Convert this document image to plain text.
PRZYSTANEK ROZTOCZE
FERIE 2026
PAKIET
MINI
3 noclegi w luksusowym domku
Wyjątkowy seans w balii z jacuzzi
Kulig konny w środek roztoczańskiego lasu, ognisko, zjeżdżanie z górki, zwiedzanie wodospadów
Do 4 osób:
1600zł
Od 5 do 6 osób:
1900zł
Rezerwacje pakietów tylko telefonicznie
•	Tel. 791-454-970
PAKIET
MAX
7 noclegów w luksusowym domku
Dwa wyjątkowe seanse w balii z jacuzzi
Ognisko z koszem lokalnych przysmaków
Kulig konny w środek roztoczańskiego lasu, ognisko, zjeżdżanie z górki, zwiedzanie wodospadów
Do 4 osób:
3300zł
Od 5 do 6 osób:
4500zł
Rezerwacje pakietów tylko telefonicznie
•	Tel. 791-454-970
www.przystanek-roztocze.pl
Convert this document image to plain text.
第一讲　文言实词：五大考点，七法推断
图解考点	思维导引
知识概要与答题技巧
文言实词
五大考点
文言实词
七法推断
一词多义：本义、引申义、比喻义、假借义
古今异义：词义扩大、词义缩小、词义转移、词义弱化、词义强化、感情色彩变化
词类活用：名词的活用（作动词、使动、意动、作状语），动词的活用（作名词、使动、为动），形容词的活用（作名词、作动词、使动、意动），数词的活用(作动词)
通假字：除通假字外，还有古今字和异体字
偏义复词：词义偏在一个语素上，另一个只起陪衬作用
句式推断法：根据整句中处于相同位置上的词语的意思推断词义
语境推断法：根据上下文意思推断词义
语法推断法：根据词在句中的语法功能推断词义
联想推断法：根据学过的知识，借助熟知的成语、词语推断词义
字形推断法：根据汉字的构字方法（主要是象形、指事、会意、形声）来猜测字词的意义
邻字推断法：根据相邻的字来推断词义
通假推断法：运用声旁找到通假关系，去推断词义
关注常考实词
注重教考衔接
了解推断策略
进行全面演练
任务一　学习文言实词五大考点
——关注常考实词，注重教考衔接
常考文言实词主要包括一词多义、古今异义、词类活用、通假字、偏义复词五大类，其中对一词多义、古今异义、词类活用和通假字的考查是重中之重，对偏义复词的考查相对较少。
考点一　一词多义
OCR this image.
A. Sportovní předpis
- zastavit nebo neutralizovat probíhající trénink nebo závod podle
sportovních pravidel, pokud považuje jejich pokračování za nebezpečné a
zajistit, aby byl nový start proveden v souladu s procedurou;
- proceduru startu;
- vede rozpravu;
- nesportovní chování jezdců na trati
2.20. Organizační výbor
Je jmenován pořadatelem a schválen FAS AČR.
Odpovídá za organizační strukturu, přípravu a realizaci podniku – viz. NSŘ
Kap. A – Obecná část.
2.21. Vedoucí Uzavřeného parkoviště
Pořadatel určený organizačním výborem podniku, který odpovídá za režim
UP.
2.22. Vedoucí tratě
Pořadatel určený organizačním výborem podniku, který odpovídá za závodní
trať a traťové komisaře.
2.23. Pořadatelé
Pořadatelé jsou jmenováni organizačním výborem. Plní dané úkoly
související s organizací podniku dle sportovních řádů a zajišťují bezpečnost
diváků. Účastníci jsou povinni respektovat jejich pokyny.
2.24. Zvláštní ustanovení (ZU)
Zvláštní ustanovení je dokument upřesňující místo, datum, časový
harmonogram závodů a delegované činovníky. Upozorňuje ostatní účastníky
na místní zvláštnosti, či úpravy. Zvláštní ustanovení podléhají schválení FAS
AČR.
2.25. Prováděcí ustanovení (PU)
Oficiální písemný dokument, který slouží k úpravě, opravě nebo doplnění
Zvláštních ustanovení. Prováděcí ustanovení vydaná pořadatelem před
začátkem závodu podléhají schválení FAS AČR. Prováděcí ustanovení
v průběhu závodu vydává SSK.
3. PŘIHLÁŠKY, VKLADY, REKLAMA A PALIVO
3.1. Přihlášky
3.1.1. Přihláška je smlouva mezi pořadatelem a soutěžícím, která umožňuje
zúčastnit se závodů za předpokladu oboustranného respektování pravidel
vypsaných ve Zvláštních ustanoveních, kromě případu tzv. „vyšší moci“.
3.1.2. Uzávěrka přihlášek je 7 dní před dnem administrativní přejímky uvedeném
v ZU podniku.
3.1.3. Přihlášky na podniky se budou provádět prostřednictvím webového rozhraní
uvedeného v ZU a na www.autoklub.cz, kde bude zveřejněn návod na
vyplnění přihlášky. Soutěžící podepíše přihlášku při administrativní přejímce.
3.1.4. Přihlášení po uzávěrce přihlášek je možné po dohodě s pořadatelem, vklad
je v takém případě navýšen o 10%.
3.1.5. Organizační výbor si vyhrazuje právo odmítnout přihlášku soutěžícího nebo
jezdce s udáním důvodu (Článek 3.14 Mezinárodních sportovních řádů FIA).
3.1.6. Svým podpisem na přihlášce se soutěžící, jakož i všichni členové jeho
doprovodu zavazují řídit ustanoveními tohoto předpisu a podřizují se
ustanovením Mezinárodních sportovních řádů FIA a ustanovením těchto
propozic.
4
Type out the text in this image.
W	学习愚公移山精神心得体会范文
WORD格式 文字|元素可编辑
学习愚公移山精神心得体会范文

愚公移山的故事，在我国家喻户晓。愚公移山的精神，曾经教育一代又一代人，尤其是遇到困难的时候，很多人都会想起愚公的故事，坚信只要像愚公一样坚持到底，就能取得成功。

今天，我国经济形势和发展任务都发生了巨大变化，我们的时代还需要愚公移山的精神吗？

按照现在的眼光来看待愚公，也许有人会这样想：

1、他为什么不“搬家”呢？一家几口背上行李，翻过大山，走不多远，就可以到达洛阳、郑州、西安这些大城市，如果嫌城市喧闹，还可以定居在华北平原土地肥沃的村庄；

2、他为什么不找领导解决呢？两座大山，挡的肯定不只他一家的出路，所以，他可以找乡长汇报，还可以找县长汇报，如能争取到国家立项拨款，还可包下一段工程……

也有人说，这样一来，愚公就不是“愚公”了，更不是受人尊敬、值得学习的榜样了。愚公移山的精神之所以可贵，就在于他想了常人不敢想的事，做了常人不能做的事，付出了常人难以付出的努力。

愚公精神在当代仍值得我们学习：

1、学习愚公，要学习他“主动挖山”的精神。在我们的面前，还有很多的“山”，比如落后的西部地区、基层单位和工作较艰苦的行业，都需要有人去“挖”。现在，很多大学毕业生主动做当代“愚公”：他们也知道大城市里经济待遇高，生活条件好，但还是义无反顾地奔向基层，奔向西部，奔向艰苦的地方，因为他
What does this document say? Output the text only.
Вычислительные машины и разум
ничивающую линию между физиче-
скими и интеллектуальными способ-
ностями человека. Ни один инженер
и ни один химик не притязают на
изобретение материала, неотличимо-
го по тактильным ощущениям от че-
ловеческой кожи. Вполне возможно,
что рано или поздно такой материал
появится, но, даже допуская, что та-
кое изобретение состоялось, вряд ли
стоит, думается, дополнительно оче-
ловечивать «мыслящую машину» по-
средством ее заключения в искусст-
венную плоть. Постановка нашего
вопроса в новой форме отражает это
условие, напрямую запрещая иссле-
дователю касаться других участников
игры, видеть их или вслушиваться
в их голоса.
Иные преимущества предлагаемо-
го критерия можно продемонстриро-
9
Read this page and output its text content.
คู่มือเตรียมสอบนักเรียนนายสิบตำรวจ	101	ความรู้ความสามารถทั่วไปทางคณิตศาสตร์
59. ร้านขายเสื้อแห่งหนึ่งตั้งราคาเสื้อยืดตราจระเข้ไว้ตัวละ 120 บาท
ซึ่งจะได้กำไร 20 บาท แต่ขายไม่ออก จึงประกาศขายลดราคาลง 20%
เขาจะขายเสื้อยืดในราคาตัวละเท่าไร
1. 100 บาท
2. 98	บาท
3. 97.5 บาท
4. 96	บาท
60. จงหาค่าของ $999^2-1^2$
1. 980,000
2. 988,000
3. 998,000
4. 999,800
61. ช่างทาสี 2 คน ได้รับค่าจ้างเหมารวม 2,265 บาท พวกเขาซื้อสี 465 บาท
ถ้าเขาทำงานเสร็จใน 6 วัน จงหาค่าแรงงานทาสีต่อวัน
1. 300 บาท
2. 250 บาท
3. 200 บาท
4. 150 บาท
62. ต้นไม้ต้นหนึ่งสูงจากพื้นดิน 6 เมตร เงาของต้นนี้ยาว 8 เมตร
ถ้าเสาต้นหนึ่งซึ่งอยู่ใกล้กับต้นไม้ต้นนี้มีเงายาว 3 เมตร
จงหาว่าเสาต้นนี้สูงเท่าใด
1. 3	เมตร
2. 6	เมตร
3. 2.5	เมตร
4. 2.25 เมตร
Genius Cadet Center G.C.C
________________________________________
=== WHAT IS BEING ASKED ===
Where a line above holds the string "dokument", show that line.

=== FINAL RESULT ===
Zvláštní ustanovení je dokument upřesňující místo, datum, časový
Oficiální písemný dokument, který slouží k úpravě, opravě nebo doplnění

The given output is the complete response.